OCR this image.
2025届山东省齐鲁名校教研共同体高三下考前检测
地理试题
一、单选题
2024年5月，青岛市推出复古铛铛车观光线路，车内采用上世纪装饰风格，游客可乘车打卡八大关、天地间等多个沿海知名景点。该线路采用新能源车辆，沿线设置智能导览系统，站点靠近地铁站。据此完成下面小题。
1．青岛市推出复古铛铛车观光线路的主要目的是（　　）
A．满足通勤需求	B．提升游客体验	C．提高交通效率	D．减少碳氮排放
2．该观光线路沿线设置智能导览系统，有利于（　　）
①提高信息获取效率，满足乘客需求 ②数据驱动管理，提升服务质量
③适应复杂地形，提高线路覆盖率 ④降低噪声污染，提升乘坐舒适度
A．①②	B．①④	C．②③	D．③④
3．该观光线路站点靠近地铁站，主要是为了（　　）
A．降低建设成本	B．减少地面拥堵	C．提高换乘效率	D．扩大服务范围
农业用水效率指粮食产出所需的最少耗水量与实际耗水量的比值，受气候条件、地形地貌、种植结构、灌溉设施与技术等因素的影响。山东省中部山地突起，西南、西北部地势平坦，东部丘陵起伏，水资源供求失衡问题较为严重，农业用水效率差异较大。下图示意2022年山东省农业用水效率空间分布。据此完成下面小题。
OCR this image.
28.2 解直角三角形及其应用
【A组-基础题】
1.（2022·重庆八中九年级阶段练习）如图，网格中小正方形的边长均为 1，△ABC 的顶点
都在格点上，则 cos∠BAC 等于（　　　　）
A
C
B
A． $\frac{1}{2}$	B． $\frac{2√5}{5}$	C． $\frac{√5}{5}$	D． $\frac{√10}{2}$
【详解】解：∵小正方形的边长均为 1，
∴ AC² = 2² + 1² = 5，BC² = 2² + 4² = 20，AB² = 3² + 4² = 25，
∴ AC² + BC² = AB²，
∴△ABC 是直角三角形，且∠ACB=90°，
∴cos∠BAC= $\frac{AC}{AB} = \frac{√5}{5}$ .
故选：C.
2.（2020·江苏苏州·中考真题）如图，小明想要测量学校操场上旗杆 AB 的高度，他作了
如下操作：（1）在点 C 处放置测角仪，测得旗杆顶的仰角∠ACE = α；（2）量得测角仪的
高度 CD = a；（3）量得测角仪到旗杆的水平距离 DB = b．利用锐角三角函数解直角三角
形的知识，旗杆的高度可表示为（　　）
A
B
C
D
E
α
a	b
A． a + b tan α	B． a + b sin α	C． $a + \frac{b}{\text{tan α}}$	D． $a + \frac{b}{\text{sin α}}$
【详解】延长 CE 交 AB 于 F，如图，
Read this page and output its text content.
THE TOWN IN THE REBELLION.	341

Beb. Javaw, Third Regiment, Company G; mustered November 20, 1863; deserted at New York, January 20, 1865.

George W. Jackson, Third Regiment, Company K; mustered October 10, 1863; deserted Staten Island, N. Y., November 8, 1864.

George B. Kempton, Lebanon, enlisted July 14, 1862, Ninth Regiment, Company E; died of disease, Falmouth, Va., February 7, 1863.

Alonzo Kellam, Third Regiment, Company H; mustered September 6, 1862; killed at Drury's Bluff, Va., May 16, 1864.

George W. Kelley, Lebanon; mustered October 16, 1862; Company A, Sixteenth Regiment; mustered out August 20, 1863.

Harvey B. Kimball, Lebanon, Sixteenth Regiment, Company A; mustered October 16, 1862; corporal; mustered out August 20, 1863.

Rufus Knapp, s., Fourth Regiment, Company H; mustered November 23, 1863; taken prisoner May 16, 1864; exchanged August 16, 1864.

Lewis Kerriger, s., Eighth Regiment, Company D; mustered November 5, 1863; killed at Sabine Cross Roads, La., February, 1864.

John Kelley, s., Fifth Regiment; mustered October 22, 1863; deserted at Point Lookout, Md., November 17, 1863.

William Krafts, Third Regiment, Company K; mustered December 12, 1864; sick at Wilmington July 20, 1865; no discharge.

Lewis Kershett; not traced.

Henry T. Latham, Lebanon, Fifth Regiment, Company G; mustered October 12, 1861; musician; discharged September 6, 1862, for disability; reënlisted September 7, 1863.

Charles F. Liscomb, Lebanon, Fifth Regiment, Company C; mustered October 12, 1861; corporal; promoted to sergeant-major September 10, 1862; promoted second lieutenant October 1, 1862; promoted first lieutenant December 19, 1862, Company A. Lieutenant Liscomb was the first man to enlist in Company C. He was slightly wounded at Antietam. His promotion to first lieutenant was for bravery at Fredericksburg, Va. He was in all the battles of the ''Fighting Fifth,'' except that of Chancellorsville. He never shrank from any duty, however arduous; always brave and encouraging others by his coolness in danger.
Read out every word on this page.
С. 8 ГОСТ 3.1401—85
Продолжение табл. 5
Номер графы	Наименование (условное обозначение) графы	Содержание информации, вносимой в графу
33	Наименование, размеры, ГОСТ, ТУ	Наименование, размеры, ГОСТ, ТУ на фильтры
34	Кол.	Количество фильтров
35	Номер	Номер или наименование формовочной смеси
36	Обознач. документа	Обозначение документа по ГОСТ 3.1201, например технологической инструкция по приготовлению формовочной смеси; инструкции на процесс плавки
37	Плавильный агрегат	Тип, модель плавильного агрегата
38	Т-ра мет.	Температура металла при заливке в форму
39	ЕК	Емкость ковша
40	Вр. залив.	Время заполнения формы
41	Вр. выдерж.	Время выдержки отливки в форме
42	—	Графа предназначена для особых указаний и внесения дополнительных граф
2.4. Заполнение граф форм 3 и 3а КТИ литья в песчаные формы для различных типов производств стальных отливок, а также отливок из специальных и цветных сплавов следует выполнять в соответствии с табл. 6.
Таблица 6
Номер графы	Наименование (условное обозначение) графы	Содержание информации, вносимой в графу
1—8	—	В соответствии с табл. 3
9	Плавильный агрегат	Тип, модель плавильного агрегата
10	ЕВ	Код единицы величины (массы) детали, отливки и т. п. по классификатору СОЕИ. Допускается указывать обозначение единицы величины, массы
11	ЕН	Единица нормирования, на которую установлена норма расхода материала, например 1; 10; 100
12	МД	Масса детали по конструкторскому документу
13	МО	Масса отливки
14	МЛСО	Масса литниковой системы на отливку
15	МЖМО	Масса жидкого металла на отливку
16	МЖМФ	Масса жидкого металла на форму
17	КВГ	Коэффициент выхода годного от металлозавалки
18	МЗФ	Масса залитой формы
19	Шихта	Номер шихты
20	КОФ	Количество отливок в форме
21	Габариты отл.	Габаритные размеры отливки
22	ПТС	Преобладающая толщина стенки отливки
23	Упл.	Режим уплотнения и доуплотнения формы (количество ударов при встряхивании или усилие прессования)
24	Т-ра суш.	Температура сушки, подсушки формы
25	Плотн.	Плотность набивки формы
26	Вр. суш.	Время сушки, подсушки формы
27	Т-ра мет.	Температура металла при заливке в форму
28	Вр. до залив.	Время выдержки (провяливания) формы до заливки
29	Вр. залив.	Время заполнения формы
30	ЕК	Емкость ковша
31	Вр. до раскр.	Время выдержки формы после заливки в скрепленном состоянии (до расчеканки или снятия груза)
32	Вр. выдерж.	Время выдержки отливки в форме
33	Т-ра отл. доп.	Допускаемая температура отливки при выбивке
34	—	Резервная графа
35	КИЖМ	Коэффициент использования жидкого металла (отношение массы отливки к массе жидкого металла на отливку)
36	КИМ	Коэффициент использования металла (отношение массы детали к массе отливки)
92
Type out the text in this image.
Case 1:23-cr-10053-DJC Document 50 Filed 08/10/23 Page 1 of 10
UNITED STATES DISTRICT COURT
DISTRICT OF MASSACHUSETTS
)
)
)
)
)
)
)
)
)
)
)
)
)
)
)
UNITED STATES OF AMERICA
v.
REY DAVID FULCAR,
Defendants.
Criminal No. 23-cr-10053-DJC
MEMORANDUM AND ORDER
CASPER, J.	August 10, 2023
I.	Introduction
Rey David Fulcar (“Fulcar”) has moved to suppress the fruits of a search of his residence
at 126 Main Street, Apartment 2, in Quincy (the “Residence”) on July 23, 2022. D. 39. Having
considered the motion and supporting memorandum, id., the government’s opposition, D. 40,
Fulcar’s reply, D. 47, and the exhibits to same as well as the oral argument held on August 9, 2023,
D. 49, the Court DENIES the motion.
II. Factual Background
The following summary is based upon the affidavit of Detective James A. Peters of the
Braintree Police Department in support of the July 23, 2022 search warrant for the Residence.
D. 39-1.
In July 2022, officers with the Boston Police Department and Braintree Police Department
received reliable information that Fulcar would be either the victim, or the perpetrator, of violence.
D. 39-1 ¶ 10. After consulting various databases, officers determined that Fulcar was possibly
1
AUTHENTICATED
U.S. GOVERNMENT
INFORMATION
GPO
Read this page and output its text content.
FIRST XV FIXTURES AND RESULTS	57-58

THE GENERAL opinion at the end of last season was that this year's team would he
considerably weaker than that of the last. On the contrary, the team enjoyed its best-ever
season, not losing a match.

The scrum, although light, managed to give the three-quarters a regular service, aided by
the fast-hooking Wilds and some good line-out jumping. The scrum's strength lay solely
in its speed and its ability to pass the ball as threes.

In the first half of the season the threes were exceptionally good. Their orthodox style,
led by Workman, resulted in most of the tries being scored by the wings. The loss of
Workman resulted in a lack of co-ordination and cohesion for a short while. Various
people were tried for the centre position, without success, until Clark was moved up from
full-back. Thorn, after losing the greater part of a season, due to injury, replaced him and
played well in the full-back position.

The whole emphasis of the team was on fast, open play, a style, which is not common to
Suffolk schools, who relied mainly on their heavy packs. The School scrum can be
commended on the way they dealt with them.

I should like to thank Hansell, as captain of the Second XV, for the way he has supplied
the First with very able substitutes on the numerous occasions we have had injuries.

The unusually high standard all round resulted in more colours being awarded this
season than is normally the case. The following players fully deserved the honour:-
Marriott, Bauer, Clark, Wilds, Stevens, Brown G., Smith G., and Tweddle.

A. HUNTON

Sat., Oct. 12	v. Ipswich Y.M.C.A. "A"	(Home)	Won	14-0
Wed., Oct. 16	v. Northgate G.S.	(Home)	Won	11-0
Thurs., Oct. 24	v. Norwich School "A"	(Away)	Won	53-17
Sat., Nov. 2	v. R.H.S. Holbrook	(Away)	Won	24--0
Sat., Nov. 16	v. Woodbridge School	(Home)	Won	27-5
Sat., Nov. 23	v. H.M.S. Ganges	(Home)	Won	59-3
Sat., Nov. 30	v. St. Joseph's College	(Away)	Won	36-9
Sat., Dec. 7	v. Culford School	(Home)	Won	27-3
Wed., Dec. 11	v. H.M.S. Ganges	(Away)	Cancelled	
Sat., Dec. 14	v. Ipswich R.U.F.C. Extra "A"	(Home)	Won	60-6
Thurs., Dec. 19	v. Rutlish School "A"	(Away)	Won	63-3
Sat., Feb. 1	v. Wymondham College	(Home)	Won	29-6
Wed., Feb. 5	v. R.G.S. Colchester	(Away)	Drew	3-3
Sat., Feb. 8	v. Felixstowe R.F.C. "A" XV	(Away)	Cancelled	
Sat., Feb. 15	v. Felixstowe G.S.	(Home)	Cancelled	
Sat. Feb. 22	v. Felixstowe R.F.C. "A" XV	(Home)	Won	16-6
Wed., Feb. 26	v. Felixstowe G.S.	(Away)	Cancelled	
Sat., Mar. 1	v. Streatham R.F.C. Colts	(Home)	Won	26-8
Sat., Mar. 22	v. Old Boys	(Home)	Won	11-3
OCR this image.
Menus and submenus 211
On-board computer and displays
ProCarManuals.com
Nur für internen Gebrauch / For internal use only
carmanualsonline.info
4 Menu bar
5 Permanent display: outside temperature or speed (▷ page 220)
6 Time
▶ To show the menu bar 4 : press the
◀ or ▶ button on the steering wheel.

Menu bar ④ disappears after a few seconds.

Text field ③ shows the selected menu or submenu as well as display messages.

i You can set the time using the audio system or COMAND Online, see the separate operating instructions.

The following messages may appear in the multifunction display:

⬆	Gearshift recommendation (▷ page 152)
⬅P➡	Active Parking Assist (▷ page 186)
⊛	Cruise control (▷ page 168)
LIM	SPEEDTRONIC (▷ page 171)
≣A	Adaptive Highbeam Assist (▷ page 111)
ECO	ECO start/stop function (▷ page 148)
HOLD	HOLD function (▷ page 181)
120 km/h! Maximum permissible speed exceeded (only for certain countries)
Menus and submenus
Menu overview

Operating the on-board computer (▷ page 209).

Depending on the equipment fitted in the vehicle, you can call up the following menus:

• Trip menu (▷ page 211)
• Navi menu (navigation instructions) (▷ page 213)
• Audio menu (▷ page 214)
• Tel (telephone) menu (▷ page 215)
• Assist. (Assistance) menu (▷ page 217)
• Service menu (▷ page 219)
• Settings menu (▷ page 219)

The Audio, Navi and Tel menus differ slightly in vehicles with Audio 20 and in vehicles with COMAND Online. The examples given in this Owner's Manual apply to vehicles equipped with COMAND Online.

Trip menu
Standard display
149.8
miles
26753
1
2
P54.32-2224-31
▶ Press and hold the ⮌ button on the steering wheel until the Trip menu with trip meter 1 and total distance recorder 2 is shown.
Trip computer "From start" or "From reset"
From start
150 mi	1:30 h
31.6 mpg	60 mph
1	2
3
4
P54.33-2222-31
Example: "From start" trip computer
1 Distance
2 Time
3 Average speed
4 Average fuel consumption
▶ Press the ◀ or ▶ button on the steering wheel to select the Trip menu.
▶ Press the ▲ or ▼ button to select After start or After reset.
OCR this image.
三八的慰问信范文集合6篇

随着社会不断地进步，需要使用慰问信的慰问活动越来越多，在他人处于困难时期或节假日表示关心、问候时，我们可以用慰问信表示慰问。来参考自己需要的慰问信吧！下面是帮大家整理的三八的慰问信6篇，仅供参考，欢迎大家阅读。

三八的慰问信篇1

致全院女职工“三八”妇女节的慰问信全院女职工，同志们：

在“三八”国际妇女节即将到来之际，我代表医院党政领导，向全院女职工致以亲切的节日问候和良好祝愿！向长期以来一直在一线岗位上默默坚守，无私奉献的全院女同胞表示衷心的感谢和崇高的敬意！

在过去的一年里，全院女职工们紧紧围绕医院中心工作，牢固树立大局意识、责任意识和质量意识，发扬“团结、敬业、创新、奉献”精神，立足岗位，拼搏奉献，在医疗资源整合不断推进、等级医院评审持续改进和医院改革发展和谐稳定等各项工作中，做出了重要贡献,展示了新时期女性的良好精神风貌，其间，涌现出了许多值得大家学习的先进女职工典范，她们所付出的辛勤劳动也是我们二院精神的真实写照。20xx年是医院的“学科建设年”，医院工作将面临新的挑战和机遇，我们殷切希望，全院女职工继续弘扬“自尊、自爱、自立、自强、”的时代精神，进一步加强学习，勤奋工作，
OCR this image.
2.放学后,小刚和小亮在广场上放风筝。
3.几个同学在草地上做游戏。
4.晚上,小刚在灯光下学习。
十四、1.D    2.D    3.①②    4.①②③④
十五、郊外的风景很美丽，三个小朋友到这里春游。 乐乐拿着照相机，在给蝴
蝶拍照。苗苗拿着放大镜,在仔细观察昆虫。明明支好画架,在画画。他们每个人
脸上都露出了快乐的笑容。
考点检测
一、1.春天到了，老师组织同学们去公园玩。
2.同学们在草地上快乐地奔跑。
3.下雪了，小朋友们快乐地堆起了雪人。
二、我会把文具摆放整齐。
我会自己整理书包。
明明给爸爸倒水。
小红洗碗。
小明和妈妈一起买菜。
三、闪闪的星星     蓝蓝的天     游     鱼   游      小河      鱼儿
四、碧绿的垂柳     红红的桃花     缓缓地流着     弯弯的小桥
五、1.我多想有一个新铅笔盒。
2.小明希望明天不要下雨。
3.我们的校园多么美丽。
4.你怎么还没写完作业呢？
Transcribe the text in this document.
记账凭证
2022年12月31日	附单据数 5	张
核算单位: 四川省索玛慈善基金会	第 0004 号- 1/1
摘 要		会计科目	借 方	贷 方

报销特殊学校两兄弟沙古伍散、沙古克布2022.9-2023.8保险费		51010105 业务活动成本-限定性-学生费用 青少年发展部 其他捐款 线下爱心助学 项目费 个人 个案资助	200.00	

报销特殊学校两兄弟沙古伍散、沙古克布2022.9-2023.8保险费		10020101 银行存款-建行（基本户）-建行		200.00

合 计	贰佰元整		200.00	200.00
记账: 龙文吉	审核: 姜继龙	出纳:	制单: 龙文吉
+===+
> _Exercise task_: Working from the entries above, return all lines that contain "отливок".

> _Finished exercise_:
2.4. Заполнение граф форм 3 и 3а КТИ литья в песчаные формы для различных типов производств стальных отливок, а также отливок из специальных и цветных сплавов следует выполнять в соответствии с табл. 6.
20	КОФ	Количество отливок в форме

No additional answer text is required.